• STATED TASK: Give the number of lines in the entries that contain "icon". State only the count.

• DATA FOR PROCESSING:
::::::

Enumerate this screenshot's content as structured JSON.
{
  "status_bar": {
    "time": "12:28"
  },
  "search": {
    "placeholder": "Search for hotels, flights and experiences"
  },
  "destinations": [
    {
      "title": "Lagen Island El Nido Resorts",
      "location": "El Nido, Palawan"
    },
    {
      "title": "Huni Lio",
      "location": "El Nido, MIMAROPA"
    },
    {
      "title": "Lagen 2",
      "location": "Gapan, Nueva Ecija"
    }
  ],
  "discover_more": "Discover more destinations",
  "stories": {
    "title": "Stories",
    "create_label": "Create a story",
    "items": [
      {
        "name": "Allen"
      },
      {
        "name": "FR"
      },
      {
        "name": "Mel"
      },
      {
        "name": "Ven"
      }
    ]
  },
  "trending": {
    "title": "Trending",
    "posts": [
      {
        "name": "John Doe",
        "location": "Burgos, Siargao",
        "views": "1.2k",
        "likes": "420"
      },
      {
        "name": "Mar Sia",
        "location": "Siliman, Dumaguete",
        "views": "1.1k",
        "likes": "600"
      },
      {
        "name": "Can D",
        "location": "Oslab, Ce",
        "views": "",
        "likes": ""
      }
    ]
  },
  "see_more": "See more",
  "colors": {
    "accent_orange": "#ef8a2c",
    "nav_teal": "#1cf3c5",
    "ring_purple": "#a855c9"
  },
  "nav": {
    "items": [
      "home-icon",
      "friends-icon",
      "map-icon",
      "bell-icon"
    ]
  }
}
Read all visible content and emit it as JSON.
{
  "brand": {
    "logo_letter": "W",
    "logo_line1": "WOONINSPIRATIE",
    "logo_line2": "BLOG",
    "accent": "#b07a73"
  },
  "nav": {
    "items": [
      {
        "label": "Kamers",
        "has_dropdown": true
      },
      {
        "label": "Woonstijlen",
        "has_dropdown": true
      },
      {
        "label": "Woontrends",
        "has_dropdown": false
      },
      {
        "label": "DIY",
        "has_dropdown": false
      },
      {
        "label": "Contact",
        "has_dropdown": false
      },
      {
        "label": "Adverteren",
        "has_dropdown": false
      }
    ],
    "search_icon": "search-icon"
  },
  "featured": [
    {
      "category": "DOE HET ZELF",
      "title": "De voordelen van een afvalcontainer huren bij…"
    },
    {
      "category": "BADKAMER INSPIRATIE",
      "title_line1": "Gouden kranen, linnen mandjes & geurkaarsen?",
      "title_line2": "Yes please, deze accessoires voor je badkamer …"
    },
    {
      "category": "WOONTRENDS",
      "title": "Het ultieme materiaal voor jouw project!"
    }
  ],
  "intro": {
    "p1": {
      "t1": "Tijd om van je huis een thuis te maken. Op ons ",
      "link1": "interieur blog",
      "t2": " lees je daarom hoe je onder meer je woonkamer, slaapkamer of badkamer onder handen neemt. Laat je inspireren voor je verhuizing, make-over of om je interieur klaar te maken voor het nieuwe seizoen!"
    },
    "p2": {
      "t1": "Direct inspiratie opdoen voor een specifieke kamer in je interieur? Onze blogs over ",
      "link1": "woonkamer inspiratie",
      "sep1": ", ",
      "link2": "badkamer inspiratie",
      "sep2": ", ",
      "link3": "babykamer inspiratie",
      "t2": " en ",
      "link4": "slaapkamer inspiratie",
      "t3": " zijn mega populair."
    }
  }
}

::::::

• OUTPUT OF THE TASK: 5